*TASK REQUIREMENTS:*
Pictures excluded, retype the lines from the one containing "Decode this image" through the last line of the data below, both included.

*PROVIDED MATERIAL:*
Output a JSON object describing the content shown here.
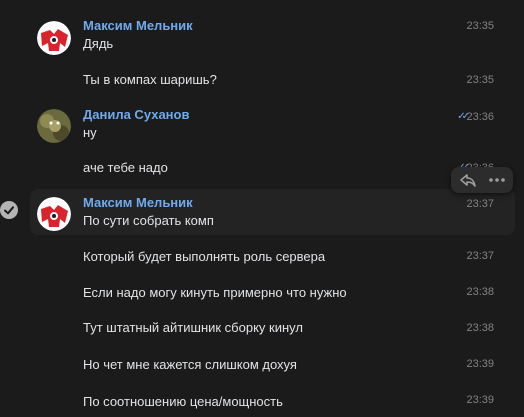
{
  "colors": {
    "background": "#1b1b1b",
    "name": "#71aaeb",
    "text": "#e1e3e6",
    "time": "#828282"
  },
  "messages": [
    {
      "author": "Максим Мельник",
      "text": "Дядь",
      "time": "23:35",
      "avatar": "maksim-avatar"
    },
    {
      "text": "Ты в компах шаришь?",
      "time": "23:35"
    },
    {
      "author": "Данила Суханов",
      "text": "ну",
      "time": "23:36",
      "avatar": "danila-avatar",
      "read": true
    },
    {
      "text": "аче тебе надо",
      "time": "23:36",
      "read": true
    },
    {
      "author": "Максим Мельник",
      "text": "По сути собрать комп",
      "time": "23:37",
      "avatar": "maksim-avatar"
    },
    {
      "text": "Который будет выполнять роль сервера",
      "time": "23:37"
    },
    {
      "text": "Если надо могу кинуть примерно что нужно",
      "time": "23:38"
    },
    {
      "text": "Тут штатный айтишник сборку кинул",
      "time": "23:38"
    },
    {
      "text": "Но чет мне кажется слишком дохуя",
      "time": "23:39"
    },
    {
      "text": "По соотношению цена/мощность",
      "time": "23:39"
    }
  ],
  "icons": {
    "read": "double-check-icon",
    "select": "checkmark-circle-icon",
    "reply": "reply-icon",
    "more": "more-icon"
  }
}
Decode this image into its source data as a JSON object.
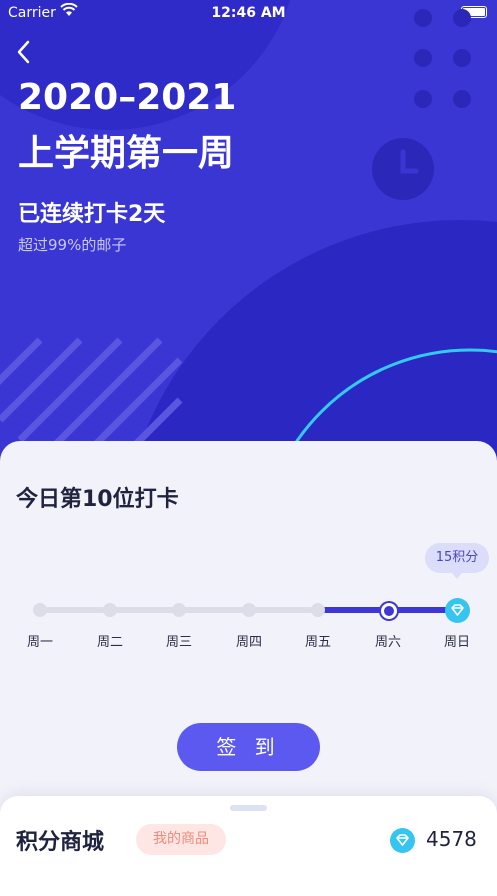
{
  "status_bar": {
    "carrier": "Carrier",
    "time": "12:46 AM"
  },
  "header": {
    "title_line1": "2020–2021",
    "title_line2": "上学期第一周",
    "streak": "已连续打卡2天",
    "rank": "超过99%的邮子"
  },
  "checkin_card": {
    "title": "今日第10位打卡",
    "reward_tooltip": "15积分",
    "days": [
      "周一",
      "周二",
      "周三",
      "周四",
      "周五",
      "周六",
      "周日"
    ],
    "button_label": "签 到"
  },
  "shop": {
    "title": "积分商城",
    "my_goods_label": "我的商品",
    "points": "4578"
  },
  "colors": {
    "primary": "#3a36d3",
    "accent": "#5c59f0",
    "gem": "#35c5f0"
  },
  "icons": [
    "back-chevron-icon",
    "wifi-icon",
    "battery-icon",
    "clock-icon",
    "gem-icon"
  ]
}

*TASK OUTPUT:*
Decode this image into its source data as a JSON object.
{
  "status_bar": {
    "carrier": "Carrier",
    "time": "12:46 AM"
  },
  "header": {
    "title_line1": "2020–2021",
    "title_line2": "上学期第一周",
    "streak": "已连续打卡2天",
    "rank": "超过99%的邮子"
  },
  "checkin_card": {
    "title": "今日第10位打卡",
    "reward_tooltip": "15积分",
    "days": [
      "周一",
      "周二",
      "周三",
      "周四",
      "周五",
      "周六",
      "周日"
    ],
    "button_label": "签 到"
  },
  "shop": {
    "title": "积分商城",
    "my_goods_label": "我的商品",
    "points": "4578"
  },
  "colors": {
    "primary": "#3a36d3",
    "accent": "#5c59f0",
    "gem": "#35c5f0"
  },
  "icons": [
    "back-chevron-icon",
    "wifi-icon",
    "battery-icon",
    "clock-icon",
    "gem-icon"
  ]
}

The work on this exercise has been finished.